* **SET TASK**:
Copy out the material below in full, but not its images.

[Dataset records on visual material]
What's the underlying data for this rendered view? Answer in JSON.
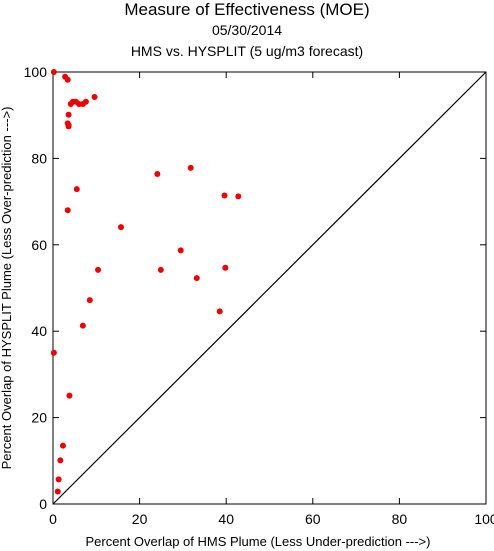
{
  "chart_data": {
    "type": "scatter",
    "title": "Measure of Effectiveness (MOE)",
    "date": "05/30/2014",
    "subtitle": "HMS vs. HYSPLIT  (5 ug/m3 forecast)",
    "xlabel": "Percent Overlap of HMS Plume (Less Under-prediction --->)",
    "ylabel": "Percent Overlap of HYSPLIT Plume (Less Over-prediction --->)",
    "xlim": [
      0,
      100
    ],
    "ylim": [
      0,
      100
    ],
    "xticks": [
      "0",
      "20",
      "40",
      "60",
      "80",
      "100"
    ],
    "yticks": [
      "0",
      "20",
      "40",
      "60",
      "80",
      "100"
    ],
    "reference_line": "y = x",
    "point_color": "#ee0000",
    "points": [
      {
        "x": 0.2,
        "y": 100
      },
      {
        "x": 2.8,
        "y": 98.9
      },
      {
        "x": 3.4,
        "y": 98.2
      },
      {
        "x": 9.6,
        "y": 94.2
      },
      {
        "x": 4.1,
        "y": 92.6
      },
      {
        "x": 4.6,
        "y": 93.1
      },
      {
        "x": 5.3,
        "y": 93.1
      },
      {
        "x": 6.0,
        "y": 92.6
      },
      {
        "x": 6.9,
        "y": 92.6
      },
      {
        "x": 7.6,
        "y": 93.1
      },
      {
        "x": 3.6,
        "y": 90.1
      },
      {
        "x": 3.4,
        "y": 88.1
      },
      {
        "x": 3.6,
        "y": 87.4
      },
      {
        "x": 3.6,
        "y": 87.7
      },
      {
        "x": 24.1,
        "y": 76.4
      },
      {
        "x": 31.8,
        "y": 77.8
      },
      {
        "x": 5.5,
        "y": 72.9
      },
      {
        "x": 39.6,
        "y": 71.4
      },
      {
        "x": 42.8,
        "y": 71.2
      },
      {
        "x": 3.4,
        "y": 68.0
      },
      {
        "x": 15.7,
        "y": 64.1
      },
      {
        "x": 29.5,
        "y": 58.7
      },
      {
        "x": 10.4,
        "y": 54.2
      },
      {
        "x": 24.9,
        "y": 54.2
      },
      {
        "x": 39.8,
        "y": 54.7
      },
      {
        "x": 33.2,
        "y": 52.3
      },
      {
        "x": 8.5,
        "y": 47.2
      },
      {
        "x": 38.5,
        "y": 44.6
      },
      {
        "x": 6.9,
        "y": 41.3
      },
      {
        "x": 0.2,
        "y": 35.0
      },
      {
        "x": 3.8,
        "y": 25.1
      },
      {
        "x": 2.3,
        "y": 13.5
      },
      {
        "x": 1.7,
        "y": 10.1
      },
      {
        "x": 1.3,
        "y": 5.7
      },
      {
        "x": 1.1,
        "y": 2.9
      }
    ]
  }
}
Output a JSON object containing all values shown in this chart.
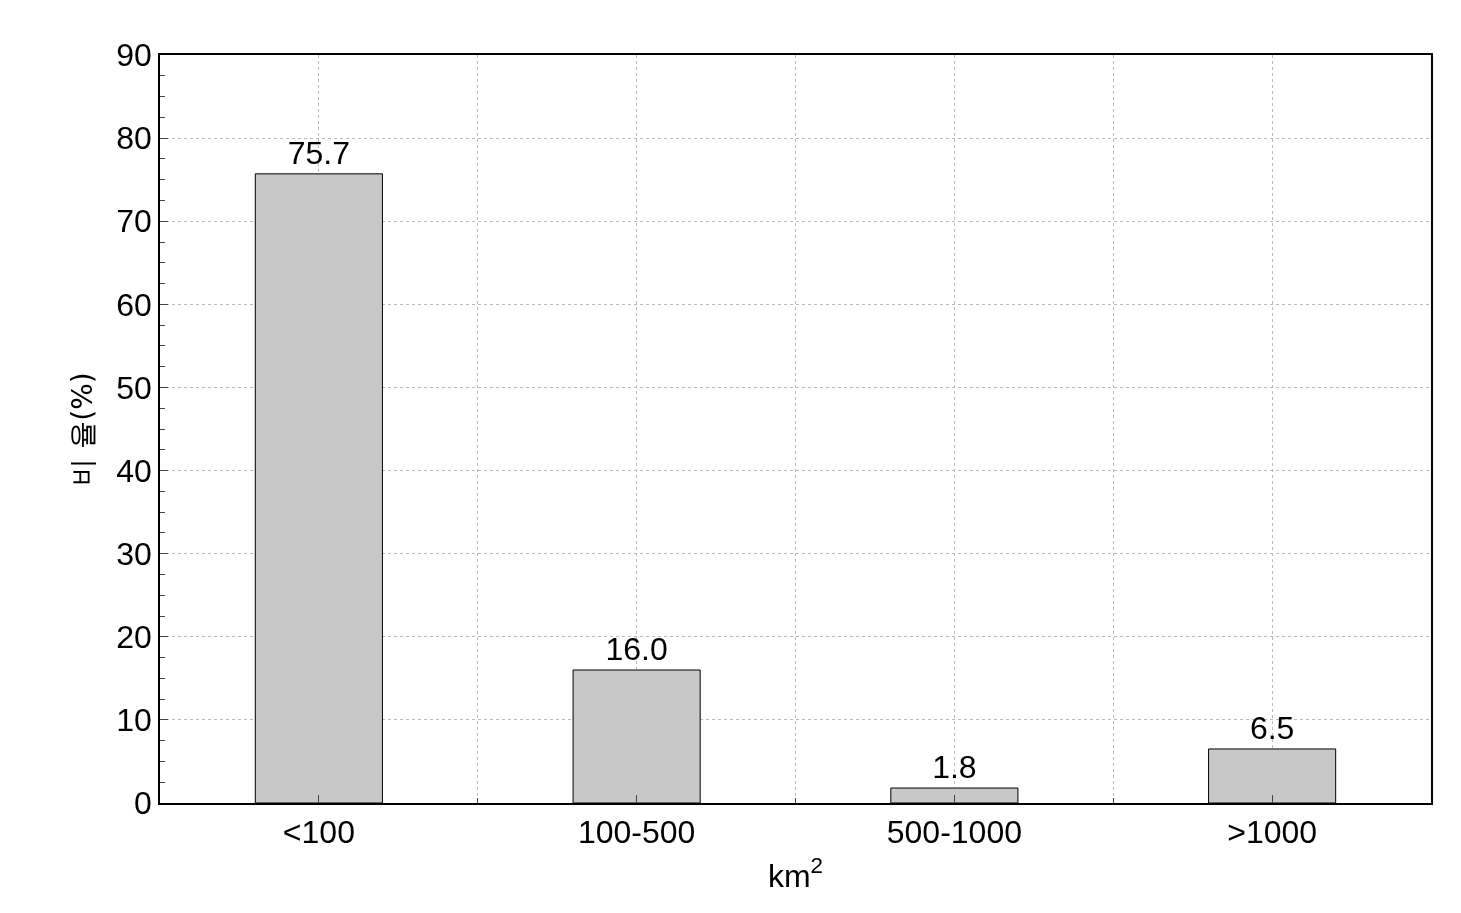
{
  "chart_data": {
    "type": "bar",
    "categories": [
      "<100",
      "100-500",
      "500-1000",
      ">1000"
    ],
    "values": [
      75.7,
      16.0,
      1.8,
      6.5
    ],
    "value_labels": [
      "75.7",
      "16.0",
      "1.8",
      "6.5"
    ],
    "color": "#c8c8c8",
    "xlabel": "km$^{2}$",
    "ylabel": "비 율(%)",
    "ylim": [
      0,
      90
    ],
    "yticks": [
      0,
      10,
      20,
      30,
      40,
      50,
      60,
      70,
      80,
      90
    ],
    "grid": true
  }
}
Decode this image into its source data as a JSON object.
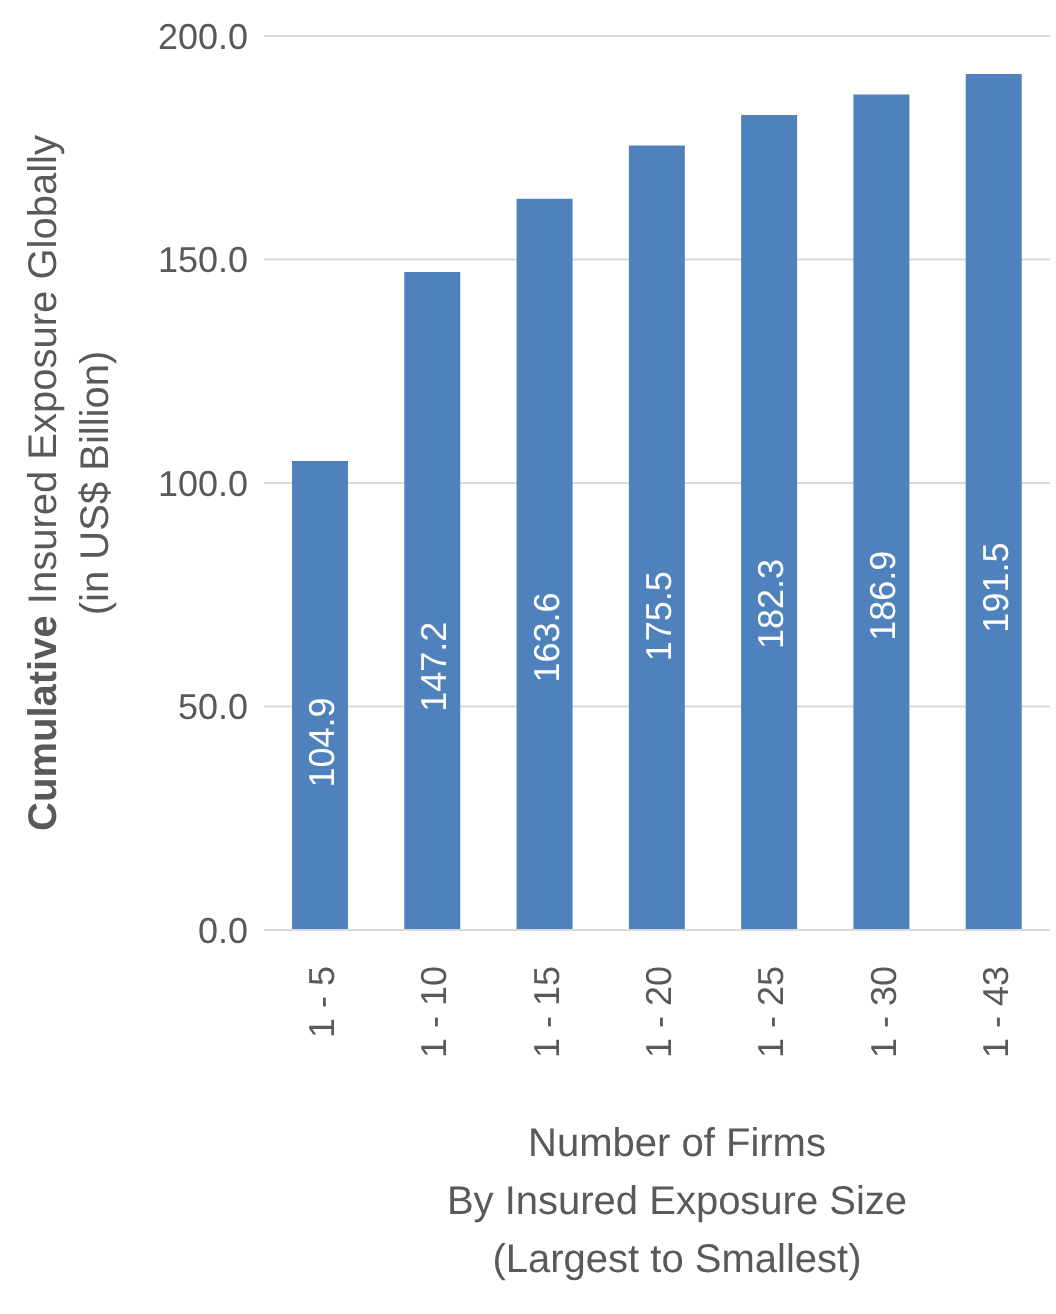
{
  "chart_data": {
    "type": "bar",
    "ylabel": "Cumulative Insured Exposure Globally\n(in US$ Billion)",
    "xlabel": "Number of Firms\nBy Insured Exposure Size\n(Largest to Smallest)",
    "categories": [
      "1 - 5",
      "1 - 10",
      "1 - 15",
      "1 - 20",
      "1 - 25",
      "1 - 30",
      "1 - 43"
    ],
    "values": [
      104.9,
      147.2,
      163.6,
      175.5,
      182.3,
      186.9,
      191.5
    ],
    "color": "#4f81bd",
    "ylim": [
      0,
      200
    ],
    "yticks": [
      {
        "value": 0,
        "label": "0.0"
      },
      {
        "value": 50,
        "label": "50.0"
      },
      {
        "value": 100,
        "label": "100.0"
      },
      {
        "value": 150,
        "label": "150.0"
      },
      {
        "value": 200,
        "label": "200.0"
      }
    ],
    "grid": "y",
    "data_labels": true
  }
}
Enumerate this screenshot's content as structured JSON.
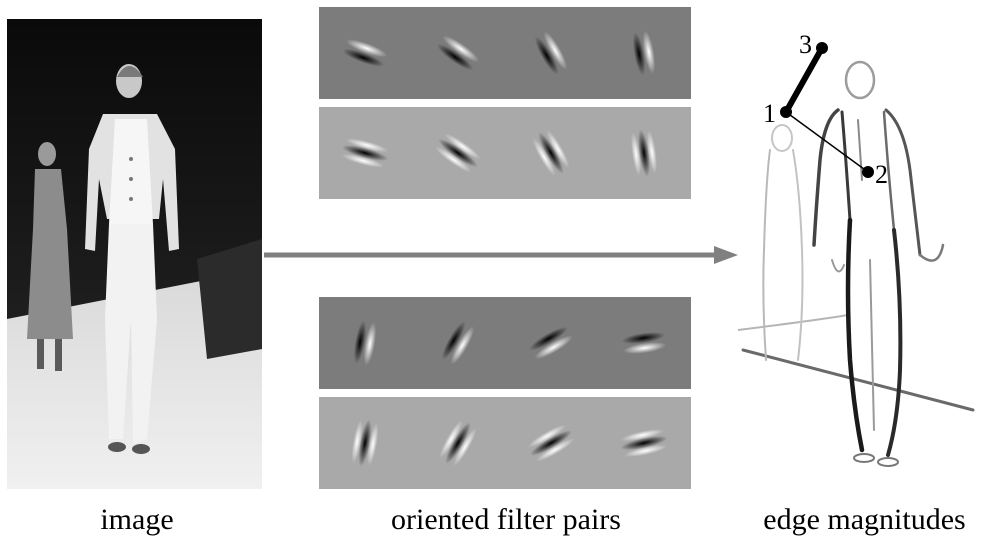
{
  "captions": {
    "image": "image",
    "filters": "oriented filter pairs",
    "edges": "edge magnitudes"
  },
  "edge_points": {
    "p1": "1",
    "p2": "2",
    "p3": "3"
  },
  "colors": {
    "arrow": "#808080",
    "filter_bg_dark": "#7c7c7c",
    "filter_bg_light": "#a9a9a9",
    "photo_bg": "#161616"
  }
}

* **SOLUTION TO THIS TASK**:
What's the underlying data for this rendered view? Answer in JSON.
{
  "chart_data": {
    "type": "scatter",
    "title": "Measure of Effectiveness (MOE)",
    "date": "05/30/2014",
    "subtitle": "HMS vs. HYSPLIT  (5 ug/m3 forecast)",
    "xlabel": "Percent Overlap of HMS Plume (Less Under-prediction --->)",
    "ylabel": "Percent Overlap of HYSPLIT Plume (Less Over-prediction --->)",
    "xlim": [
      0,
      100
    ],
    "ylim": [
      0,
      100
    ],
    "xticks": [
      "0",
      "20",
      "40",
      "60",
      "80",
      "100"
    ],
    "yticks": [
      "0",
      "20",
      "40",
      "60",
      "80",
      "100"
    ],
    "reference_line": "y = x",
    "point_color": "#ee0000",
    "points": [
      {
        "x": 0.2,
        "y": 100
      },
      {
        "x": 2.8,
        "y": 98.9
      },
      {
        "x": 3.4,
        "y": 98.2
      },
      {
        "x": 9.6,
        "y": 94.2
      },
      {
        "x": 4.1,
        "y": 92.6
      },
      {
        "x": 4.6,
        "y": 93.1
      },
      {
        "x": 5.3,
        "y": 93.1
      },
      {
        "x": 6.0,
        "y": 92.6
      },
      {
        "x": 6.9,
        "y": 92.6
      },
      {
        "x": 7.6,
        "y": 93.1
      },
      {
        "x": 3.6,
        "y": 90.1
      },
      {
        "x": 3.4,
        "y": 88.1
      },
      {
        "x": 3.6,
        "y": 87.4
      },
      {
        "x": 3.6,
        "y": 87.7
      },
      {
        "x": 24.1,
        "y": 76.4
      },
      {
        "x": 31.8,
        "y": 77.8
      },
      {
        "x": 5.5,
        "y": 72.9
      },
      {
        "x": 39.6,
        "y": 71.4
      },
      {
        "x": 42.8,
        "y": 71.2
      },
      {
        "x": 3.4,
        "y": 68.0
      },
      {
        "x": 15.7,
        "y": 64.1
      },
      {
        "x": 29.5,
        "y": 58.7
      },
      {
        "x": 10.4,
        "y": 54.2
      },
      {
        "x": 24.9,
        "y": 54.2
      },
      {
        "x": 39.8,
        "y": 54.7
      },
      {
        "x": 33.2,
        "y": 52.3
      },
      {
        "x": 8.5,
        "y": 47.2
      },
      {
        "x": 38.5,
        "y": 44.6
      },
      {
        "x": 6.9,
        "y": 41.3
      },
      {
        "x": 0.2,
        "y": 35.0
      },
      {
        "x": 3.8,
        "y": 25.1
      },
      {
        "x": 2.3,
        "y": 13.5
      },
      {
        "x": 1.7,
        "y": 10.1
      },
      {
        "x": 1.3,
        "y": 5.7
      },
      {
        "x": 1.1,
        "y": 2.9
      }
    ]
  }
}
Output a JSON object containing all values shown in this chart.
{
  "chart_data": {
    "type": "bar",
    "categories": [
      "<100",
      "100-500",
      "500-1000",
      ">1000"
    ],
    "values": [
      75.7,
      16.0,
      1.8,
      6.5
    ],
    "value_labels": [
      "75.7",
      "16.0",
      "1.8",
      "6.5"
    ],
    "color": "#c8c8c8",
    "xlabel": "km$^{2}$",
    "ylabel": "비 율(%)",
    "ylim": [
      0,
      90
    ],
    "yticks": [
      0,
      10,
      20,
      30,
      40,
      50,
      60,
      70,
      80,
      90
    ],
    "grid": true
  }
}
Decode this image into its source data as a JSON object.
{
  "chart_data": {
    "type": "bar",
    "ylabel": "Cumulative Insured Exposure Globally\n(in US$ Billion)",
    "xlabel": "Number of Firms\nBy Insured Exposure Size\n(Largest to Smallest)",
    "categories": [
      "1 - 5",
      "1 - 10",
      "1 - 15",
      "1 - 20",
      "1 - 25",
      "1 - 30",
      "1 - 43"
    ],
    "values": [
      104.9,
      147.2,
      163.6,
      175.5,
      182.3,
      186.9,
      191.5
    ],
    "color": "#4f81bd",
    "ylim": [
      0,
      200
    ],
    "yticks": [
      {
        "value": 0,
        "label": "0.0"
      },
      {
        "value": 50,
        "label": "50.0"
      },
      {
        "value": 100,
        "label": "100.0"
      },
      {
        "value": 150,
        "label": "150.0"
      },
      {
        "value": 200,
        "label": "200.0"
      }
    ],
    "grid": "y",
    "data_labels": true
  }
}
Enumerate this screenshot's content as structured JSON.
{
  "captions": {
    "image": "image",
    "filters": "oriented filter pairs",
    "edges": "edge magnitudes"
  },
  "edge_points": {
    "p1": "1",
    "p2": "2",
    "p3": "3"
  },
  "colors": {
    "arrow": "#808080",
    "filter_bg_dark": "#7c7c7c",
    "filter_bg_light": "#a9a9a9",
    "photo_bg": "#161616"
  }
}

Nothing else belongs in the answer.